Reproduce the records below exactly as given.

======== SOURCE MATERIAL ========

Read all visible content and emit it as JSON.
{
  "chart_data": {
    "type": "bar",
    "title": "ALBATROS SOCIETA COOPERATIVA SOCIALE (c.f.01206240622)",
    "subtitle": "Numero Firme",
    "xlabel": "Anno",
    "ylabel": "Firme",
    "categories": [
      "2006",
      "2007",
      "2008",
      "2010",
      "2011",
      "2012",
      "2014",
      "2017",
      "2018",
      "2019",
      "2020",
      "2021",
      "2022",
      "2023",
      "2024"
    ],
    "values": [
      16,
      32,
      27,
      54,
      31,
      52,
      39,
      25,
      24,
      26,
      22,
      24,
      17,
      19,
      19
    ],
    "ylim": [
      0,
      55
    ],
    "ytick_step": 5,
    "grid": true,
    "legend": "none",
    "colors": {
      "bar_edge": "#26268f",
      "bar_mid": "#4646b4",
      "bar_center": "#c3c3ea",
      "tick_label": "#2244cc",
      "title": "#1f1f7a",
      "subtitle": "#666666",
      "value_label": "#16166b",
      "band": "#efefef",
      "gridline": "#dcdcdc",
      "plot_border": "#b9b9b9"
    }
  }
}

========

» **EXERCISE SOLUTION**
Read all visible content and emit it as JSON.
{
  "chart_data": {
    "type": "bar",
    "title": "ALBATROS SOCIETA COOPERATIVA SOCIALE (c.f.01206240622)",
    "subtitle": "Numero Firme",
    "xlabel": "Anno",
    "ylabel": "Firme",
    "categories": [
      "2006",
      "2007",
      "2008",
      "2010",
      "2011",
      "2012",
      "2014",
      "2017",
      "2018",
      "2019",
      "2020",
      "2021",
      "2022",
      "2023",
      "2024"
    ],
    "values": [
      16,
      32,
      27,
      54,
      31,
      52,
      39,
      25,
      24,
      26,
      22,
      24,
      17,
      19,
      19
    ],
    "ylim": [
      0,
      55
    ],
    "ytick_step": 5,
    "grid": true,
    "legend": "none",
    "colors": {
      "bar_edge": "#26268f",
      "bar_mid": "#4646b4",
      "bar_center": "#c3c3ea",
      "tick_label": "#2244cc",
      "title": "#1f1f7a",
      "subtitle": "#666666",
      "value_label": "#16166b",
      "band": "#efefef",
      "gridline": "#dcdcdc",
      "plot_border": "#b9b9b9"
    }
  }
}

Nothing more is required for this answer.